__EXERCISE DESCRIPTION__: State how many lines of the entries hold the string "xlabel", and output nothing but that count.
### MATERIAL SHOWN
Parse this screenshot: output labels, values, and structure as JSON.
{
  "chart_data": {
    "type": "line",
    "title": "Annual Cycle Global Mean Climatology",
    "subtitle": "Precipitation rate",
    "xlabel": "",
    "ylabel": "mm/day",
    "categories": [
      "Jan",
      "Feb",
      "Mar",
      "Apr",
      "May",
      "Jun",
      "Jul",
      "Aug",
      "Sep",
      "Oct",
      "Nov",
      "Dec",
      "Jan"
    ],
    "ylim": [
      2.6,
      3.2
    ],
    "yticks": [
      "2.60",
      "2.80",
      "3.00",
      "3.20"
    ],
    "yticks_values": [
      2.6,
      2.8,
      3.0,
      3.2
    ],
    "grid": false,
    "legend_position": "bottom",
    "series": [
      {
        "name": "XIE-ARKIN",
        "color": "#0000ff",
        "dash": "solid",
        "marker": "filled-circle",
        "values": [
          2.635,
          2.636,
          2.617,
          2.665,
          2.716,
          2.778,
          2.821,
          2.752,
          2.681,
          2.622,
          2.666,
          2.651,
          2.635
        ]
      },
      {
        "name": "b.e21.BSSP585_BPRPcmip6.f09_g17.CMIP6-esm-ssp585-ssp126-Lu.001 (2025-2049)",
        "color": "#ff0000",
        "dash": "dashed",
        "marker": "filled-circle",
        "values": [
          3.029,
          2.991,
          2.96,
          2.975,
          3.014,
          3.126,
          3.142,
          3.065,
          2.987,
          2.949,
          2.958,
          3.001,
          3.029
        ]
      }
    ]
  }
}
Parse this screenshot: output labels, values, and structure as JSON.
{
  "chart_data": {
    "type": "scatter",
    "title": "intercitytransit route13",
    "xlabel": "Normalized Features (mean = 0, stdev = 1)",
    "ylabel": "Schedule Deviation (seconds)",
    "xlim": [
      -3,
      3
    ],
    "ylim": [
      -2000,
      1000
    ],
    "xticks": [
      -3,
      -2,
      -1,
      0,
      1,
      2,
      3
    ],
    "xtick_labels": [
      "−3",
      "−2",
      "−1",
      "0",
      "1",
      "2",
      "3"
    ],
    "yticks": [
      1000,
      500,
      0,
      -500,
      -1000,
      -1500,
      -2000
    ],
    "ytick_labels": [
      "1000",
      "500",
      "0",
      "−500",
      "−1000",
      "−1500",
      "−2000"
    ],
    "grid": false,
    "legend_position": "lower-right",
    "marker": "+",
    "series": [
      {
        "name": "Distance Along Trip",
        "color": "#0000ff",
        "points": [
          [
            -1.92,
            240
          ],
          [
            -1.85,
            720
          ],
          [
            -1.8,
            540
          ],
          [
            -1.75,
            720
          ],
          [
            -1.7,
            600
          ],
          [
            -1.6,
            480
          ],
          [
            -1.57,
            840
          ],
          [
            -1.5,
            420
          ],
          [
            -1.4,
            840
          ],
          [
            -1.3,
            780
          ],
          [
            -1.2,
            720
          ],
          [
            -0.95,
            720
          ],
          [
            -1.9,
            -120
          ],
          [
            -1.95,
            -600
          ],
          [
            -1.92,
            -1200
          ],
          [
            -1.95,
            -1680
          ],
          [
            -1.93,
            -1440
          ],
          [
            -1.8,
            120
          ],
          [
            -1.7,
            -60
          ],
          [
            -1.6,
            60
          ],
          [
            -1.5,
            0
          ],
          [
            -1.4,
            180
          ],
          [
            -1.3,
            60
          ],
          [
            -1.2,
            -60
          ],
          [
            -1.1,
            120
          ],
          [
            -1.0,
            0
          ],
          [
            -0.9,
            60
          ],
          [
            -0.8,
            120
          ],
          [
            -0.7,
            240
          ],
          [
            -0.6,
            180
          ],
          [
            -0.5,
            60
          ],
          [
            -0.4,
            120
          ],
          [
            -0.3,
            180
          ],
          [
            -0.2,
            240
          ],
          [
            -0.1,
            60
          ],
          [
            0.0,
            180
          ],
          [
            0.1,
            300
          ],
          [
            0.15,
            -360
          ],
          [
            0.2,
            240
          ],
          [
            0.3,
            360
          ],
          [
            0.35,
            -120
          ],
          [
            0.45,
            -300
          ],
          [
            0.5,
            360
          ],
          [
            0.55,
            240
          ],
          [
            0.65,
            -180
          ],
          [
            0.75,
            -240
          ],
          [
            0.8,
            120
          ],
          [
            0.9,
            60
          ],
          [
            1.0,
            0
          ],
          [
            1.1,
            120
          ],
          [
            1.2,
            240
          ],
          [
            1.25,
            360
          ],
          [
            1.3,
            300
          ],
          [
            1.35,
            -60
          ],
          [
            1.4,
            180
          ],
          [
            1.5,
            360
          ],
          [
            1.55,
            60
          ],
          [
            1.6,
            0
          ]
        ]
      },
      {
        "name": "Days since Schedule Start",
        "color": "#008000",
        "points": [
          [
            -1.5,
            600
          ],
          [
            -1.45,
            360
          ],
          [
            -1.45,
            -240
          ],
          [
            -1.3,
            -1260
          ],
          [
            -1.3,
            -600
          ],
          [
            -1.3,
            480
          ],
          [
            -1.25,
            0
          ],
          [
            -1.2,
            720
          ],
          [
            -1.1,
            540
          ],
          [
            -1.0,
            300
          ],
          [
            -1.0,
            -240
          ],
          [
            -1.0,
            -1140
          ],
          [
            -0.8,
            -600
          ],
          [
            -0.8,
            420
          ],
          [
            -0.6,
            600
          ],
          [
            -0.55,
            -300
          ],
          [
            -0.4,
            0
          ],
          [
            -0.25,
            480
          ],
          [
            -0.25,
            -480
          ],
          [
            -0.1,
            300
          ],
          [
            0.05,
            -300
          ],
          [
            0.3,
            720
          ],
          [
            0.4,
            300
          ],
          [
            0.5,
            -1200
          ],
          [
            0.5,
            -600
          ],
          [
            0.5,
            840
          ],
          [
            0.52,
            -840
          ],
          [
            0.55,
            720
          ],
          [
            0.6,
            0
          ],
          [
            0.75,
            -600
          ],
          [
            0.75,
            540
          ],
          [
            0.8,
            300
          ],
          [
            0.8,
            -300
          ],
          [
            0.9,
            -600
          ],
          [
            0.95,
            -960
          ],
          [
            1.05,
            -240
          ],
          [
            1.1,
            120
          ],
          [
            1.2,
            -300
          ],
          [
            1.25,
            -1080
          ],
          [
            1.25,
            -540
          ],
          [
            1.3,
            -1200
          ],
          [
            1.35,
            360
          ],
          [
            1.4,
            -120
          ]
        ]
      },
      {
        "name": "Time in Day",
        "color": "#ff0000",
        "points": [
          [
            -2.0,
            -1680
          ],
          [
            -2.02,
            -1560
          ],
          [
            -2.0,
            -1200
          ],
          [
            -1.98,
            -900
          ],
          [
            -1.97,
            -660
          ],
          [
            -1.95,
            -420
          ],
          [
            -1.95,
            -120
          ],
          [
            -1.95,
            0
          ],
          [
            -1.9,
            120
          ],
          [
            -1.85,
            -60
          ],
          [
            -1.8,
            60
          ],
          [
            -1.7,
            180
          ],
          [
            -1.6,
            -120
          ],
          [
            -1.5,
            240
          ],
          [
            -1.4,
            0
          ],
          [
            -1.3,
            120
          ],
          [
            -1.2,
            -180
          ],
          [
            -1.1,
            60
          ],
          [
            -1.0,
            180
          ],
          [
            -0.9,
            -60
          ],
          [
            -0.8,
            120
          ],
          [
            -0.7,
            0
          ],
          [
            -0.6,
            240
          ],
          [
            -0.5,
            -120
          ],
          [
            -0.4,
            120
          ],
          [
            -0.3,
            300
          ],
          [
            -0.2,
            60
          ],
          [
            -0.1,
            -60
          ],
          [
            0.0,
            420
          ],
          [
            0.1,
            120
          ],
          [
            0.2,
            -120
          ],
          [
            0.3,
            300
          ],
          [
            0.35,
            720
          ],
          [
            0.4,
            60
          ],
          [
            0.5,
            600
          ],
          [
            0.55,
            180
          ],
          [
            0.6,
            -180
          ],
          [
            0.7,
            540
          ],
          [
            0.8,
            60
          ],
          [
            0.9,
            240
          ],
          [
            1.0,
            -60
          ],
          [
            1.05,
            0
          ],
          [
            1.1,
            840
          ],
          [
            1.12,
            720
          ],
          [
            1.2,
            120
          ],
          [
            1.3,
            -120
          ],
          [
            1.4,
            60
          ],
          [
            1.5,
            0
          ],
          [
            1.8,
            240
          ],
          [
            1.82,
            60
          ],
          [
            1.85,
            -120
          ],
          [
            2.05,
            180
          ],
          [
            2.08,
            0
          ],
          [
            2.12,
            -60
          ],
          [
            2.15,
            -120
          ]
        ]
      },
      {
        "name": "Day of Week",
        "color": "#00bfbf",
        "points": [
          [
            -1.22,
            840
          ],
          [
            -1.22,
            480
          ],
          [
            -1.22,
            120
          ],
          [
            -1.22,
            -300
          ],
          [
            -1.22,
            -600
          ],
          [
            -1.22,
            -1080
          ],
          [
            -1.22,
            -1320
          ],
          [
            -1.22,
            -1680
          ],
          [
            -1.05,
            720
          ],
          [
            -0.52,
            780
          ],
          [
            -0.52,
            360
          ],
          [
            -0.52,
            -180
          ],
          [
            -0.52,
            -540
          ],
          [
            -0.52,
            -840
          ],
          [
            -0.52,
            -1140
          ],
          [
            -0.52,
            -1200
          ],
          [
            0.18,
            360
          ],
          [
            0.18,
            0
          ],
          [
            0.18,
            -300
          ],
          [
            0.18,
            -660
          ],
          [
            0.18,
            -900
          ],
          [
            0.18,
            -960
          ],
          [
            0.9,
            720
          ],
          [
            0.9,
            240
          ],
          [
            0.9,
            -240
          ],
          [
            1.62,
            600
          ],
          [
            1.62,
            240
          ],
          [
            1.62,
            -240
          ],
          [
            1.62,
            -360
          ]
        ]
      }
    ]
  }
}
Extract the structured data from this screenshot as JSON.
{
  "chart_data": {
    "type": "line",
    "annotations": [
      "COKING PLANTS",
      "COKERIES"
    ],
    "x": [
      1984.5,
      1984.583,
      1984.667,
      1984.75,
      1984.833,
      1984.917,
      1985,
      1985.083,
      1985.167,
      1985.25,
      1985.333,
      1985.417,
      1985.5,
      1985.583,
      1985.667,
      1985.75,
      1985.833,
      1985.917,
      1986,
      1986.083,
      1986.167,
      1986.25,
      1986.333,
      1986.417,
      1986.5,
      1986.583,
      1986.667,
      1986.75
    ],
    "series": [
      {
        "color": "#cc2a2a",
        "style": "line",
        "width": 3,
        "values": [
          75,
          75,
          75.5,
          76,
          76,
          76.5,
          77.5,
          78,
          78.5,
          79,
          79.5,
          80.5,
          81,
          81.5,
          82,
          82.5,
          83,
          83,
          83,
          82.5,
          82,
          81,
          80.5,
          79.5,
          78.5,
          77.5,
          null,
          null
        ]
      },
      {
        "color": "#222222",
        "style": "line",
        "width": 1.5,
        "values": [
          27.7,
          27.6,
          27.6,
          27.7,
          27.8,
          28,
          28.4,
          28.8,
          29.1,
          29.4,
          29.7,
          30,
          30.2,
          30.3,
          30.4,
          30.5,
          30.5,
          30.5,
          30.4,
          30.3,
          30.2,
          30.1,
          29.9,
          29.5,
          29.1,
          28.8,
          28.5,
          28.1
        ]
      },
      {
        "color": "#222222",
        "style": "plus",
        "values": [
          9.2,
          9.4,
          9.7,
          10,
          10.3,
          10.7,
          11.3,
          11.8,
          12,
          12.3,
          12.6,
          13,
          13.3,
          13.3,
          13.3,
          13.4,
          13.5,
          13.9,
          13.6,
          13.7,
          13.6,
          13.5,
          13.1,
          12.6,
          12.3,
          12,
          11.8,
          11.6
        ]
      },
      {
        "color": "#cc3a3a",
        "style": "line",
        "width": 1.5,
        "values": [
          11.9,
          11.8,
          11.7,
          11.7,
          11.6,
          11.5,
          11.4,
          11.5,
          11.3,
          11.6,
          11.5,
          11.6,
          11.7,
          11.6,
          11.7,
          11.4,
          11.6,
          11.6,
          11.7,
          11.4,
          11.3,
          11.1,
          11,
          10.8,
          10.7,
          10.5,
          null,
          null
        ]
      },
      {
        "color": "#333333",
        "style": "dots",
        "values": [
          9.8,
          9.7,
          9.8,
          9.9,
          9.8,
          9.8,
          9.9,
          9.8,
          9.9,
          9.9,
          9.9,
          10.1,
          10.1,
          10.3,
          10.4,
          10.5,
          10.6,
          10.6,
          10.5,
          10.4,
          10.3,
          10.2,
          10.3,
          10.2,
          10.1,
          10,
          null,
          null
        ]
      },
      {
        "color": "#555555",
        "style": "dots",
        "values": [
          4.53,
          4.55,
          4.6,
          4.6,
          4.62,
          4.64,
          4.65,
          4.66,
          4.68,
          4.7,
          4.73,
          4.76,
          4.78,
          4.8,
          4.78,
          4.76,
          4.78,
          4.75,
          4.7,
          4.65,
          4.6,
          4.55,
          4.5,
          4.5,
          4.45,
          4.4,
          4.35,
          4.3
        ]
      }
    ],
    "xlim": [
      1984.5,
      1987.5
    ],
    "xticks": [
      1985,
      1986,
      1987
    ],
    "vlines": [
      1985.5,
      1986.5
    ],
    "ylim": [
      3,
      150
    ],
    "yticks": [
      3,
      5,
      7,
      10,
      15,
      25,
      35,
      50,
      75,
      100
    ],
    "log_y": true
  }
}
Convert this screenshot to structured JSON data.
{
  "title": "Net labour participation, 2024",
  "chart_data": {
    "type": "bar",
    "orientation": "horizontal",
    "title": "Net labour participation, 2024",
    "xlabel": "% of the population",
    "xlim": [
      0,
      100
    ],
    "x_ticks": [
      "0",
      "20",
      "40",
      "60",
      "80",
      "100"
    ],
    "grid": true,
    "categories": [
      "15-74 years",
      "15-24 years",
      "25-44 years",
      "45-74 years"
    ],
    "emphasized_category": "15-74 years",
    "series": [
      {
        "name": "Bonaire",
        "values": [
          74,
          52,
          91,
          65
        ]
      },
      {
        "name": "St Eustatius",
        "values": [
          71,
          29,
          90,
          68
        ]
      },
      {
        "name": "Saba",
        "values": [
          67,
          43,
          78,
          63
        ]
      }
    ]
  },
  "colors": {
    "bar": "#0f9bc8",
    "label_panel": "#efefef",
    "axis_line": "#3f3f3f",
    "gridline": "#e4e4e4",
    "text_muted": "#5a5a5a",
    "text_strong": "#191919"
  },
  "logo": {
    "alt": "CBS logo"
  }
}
######
__WRITTEN RESPONSE__: 3